● **SET PROBLEM**
Look at each line of the records and count those with "Συναλλασσόμενος" in them. Please answer with the count alone.

************

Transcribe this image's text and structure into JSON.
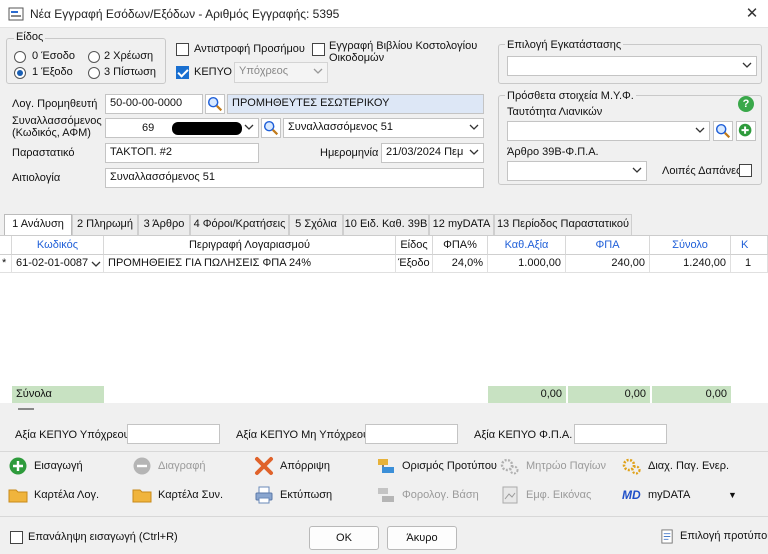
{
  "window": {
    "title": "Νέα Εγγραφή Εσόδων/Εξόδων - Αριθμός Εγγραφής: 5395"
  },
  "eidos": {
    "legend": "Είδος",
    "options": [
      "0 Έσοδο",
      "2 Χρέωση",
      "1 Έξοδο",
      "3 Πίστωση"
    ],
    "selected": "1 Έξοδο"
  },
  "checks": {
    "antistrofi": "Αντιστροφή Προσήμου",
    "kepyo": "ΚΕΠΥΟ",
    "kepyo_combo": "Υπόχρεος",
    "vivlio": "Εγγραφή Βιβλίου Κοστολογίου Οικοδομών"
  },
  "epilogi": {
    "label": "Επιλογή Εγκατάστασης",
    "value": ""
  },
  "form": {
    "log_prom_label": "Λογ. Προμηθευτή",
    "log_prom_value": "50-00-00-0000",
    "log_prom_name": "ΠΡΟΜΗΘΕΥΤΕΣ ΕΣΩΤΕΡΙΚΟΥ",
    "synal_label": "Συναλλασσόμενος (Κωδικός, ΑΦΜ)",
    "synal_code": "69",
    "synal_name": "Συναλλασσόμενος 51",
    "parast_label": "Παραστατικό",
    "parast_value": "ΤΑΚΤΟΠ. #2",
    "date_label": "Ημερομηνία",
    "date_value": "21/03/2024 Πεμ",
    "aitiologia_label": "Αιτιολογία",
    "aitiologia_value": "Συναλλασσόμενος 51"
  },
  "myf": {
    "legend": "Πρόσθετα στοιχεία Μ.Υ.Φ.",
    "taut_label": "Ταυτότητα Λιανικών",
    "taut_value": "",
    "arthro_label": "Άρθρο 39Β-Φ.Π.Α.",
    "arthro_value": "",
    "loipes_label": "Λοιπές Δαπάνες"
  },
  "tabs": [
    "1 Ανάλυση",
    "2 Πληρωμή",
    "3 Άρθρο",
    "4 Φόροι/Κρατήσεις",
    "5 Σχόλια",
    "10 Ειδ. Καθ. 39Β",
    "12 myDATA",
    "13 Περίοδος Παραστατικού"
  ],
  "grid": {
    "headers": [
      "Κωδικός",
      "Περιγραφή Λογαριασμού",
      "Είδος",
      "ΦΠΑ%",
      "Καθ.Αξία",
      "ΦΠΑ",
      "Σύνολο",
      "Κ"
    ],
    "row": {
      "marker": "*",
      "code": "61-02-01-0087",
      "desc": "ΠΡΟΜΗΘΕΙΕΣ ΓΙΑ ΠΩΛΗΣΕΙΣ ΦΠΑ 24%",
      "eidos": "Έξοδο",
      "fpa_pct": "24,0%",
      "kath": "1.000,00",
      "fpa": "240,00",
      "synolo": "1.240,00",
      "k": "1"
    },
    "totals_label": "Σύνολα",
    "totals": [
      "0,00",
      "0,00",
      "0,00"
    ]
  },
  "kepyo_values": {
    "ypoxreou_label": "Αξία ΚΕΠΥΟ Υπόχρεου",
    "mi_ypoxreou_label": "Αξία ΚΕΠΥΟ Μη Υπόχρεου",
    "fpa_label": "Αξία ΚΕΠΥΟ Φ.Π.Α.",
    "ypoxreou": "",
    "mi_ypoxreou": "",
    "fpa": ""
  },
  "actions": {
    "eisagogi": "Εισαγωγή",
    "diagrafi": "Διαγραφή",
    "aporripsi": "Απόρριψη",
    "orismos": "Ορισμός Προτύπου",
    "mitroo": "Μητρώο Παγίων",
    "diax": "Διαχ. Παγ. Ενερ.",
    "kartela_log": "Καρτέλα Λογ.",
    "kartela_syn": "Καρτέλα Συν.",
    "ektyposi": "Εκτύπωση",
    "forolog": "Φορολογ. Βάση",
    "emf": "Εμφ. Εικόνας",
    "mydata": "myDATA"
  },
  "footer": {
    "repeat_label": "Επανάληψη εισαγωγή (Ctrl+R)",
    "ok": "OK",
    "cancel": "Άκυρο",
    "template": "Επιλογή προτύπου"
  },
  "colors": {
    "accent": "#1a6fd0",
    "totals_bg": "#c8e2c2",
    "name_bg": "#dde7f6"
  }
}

************

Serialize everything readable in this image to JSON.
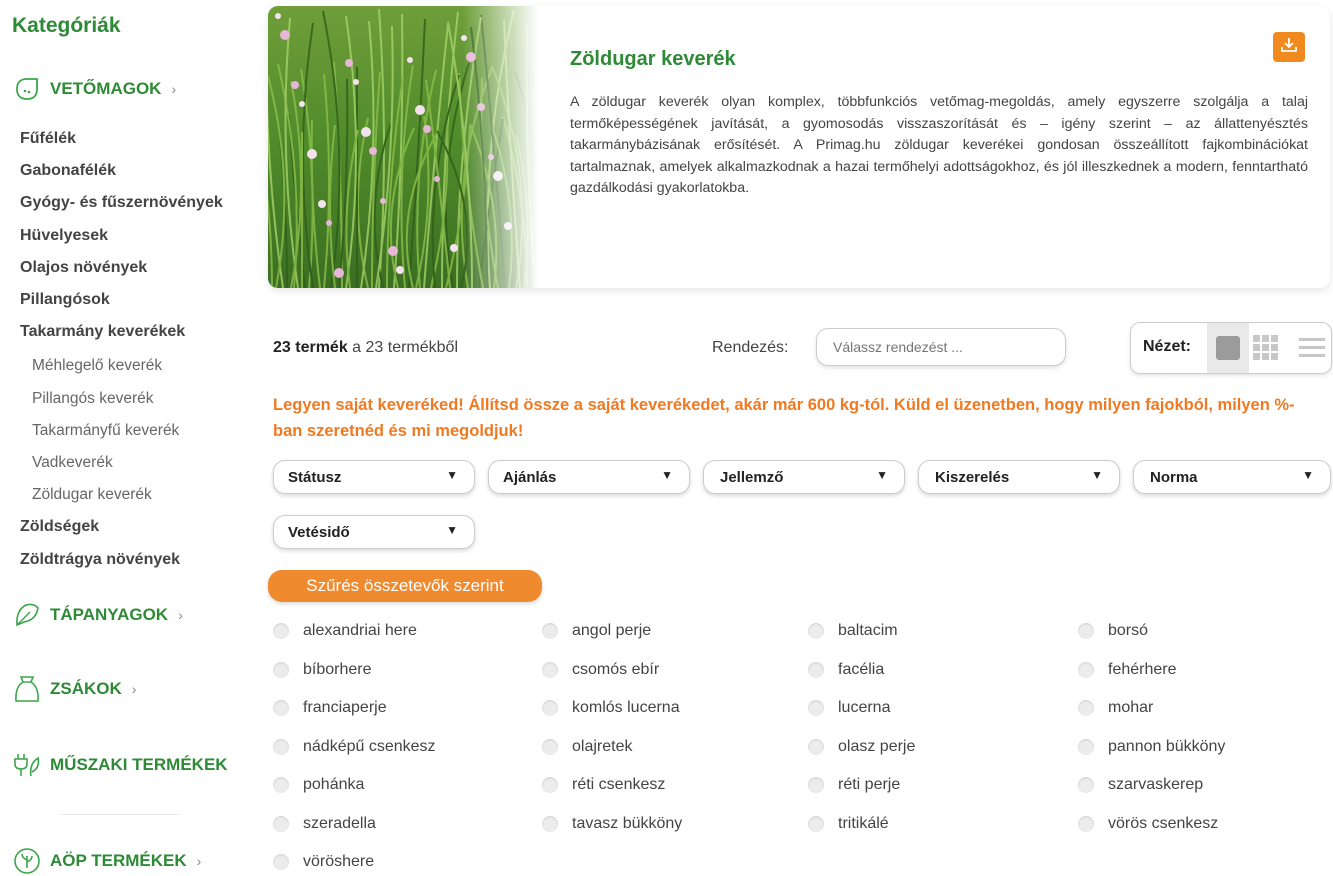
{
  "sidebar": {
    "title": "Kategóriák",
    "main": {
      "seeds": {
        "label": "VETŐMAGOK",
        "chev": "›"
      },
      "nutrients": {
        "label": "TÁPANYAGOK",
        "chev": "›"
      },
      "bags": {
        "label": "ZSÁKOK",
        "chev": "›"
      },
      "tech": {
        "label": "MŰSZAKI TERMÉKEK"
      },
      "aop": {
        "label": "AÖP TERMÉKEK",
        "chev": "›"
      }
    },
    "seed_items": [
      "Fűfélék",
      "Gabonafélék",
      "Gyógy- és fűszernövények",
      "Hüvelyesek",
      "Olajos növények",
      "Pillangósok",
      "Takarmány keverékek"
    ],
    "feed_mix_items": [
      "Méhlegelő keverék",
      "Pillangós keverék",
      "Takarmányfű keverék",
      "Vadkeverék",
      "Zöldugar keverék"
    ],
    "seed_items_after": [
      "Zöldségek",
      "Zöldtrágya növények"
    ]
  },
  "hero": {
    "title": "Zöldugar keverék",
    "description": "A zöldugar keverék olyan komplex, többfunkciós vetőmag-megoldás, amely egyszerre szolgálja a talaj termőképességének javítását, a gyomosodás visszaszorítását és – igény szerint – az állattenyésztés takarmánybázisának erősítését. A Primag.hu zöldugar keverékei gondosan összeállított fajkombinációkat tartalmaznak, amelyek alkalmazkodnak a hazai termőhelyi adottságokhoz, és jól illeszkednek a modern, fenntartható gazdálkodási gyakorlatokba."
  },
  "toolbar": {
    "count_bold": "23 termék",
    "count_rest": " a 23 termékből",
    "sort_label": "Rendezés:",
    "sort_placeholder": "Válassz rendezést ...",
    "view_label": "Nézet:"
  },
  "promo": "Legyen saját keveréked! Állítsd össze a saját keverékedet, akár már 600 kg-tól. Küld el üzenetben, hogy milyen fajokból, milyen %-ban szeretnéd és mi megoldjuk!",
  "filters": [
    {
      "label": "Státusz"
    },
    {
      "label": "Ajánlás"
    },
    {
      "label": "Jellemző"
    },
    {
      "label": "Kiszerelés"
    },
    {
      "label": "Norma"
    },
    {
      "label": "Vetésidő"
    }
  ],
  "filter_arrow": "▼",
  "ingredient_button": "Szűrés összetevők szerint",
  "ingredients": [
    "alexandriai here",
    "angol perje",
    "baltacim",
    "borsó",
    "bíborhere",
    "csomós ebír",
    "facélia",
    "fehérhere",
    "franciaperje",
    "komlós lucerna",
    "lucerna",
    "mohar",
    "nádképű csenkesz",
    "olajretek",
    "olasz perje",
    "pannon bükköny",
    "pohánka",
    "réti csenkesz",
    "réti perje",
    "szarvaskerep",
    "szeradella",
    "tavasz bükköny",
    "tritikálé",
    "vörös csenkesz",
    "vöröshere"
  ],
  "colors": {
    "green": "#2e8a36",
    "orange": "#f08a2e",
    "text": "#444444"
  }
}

************

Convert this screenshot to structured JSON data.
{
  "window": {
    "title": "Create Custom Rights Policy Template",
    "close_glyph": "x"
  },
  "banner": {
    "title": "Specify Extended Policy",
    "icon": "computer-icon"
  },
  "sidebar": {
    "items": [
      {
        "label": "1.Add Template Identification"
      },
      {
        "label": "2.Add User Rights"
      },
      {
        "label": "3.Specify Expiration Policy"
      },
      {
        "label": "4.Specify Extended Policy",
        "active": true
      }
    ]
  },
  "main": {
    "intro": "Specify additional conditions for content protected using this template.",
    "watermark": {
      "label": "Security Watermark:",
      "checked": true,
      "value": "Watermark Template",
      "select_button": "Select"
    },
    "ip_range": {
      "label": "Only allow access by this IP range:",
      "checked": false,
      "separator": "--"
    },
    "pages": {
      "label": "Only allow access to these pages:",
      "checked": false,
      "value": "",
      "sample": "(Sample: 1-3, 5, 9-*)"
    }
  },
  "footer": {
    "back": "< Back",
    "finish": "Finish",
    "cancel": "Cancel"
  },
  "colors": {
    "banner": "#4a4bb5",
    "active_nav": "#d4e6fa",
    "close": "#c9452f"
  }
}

************

● **FINAL RESULT**
3